Material to process:
--------------------
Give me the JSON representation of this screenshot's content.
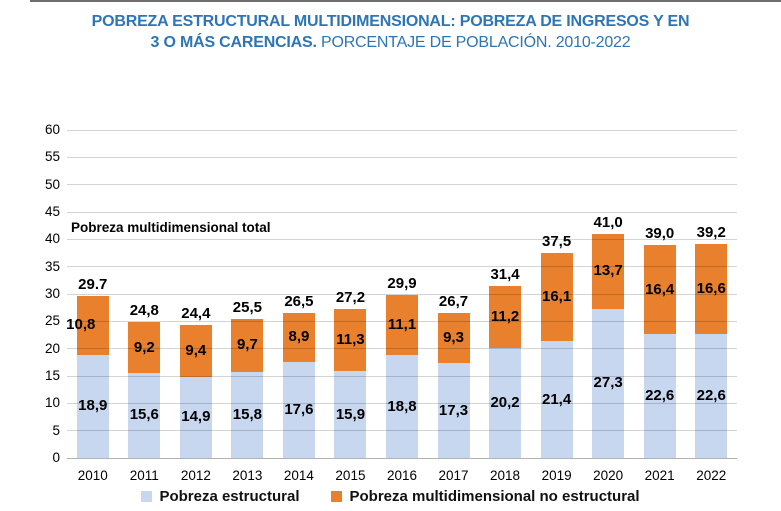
{
  "title": {
    "line1_bold": "POBREZA ESTRUCTURAL MULTIDIMENSIONAL: POBREZA DE INGRESOS Y EN",
    "line2_bold": "3 O MÁS CARENCIAS.",
    "line2_regular": "PORCENTAJE DE POBLACIÓN. 2010-2022",
    "color": "#2e75b6"
  },
  "chart_data": {
    "type": "bar",
    "stacked": true,
    "title": "POBREZA ESTRUCTURAL MULTIDIMENSIONAL: POBREZA DE INGRESOS Y EN 3 O MÁS CARENCIAS. PORCENTAJE DE POBLACIÓN. 2010-2022",
    "categories": [
      "2010",
      "2011",
      "2012",
      "2013",
      "2014",
      "2015",
      "2016",
      "2017",
      "2018",
      "2019",
      "2020",
      "2021",
      "2022"
    ],
    "series": [
      {
        "name": "Pobreza estructural",
        "color": "#c7d7ef",
        "values": [
          18.9,
          15.6,
          14.9,
          15.8,
          17.6,
          15.9,
          18.8,
          17.3,
          20.2,
          21.4,
          27.3,
          22.6,
          22.6
        ],
        "labels": [
          "18,9",
          "15,6",
          "14,9",
          "15,8",
          "17,6",
          "15,9",
          "18,8",
          "17,3",
          "20,2",
          "21,4",
          "27,3",
          "22,6",
          "22,6"
        ],
        "label_dx": [
          0,
          0,
          0,
          0,
          0,
          0,
          0,
          0,
          0,
          0,
          0,
          0,
          0
        ]
      },
      {
        "name": "Pobreza multidimensional no estructural",
        "color": "#e8802d",
        "values": [
          10.8,
          9.2,
          9.4,
          9.7,
          8.9,
          11.3,
          11.1,
          9.3,
          11.2,
          16.1,
          13.7,
          16.4,
          16.6
        ],
        "labels": [
          "10,8",
          "9,2",
          "9,4",
          "9,7",
          "8,9",
          "11,3",
          "11,1",
          "9,3",
          "11,2",
          "16,1",
          "13,7",
          "16,4",
          "16,6"
        ],
        "label_dx": [
          -12,
          0,
          0,
          0,
          0,
          0,
          0,
          0,
          0,
          0,
          0,
          0,
          0
        ]
      }
    ],
    "totals": {
      "values": [
        29.7,
        24.8,
        24.4,
        25.5,
        26.5,
        27.2,
        29.9,
        26.7,
        31.4,
        37.5,
        41.0,
        39.0,
        39.2
      ],
      "labels": [
        "29.7",
        "24,8",
        "24,4",
        "25,5",
        "26,5",
        "27,2",
        "29,9",
        "26,7",
        "31,4",
        "37,5",
        "41,0",
        "39,0",
        "39,2"
      ]
    },
    "annotation": "Pobreza multidimensional total",
    "xlabel": "",
    "ylabel": "",
    "ylim": [
      0,
      60
    ],
    "ytick_step": 5,
    "grid": true,
    "legend_position": "bottom"
  },
  "legend": {
    "items": [
      {
        "label": "Pobreza estructural",
        "color": "#c7d7ef"
      },
      {
        "label": "Pobreza multidimensional no estructural",
        "color": "#e8802d"
      }
    ]
  }
}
--------------------
Task to carry out: Across the records, how many lines contain "INGRESOS"? Only the number should be given.

Worked answer: 2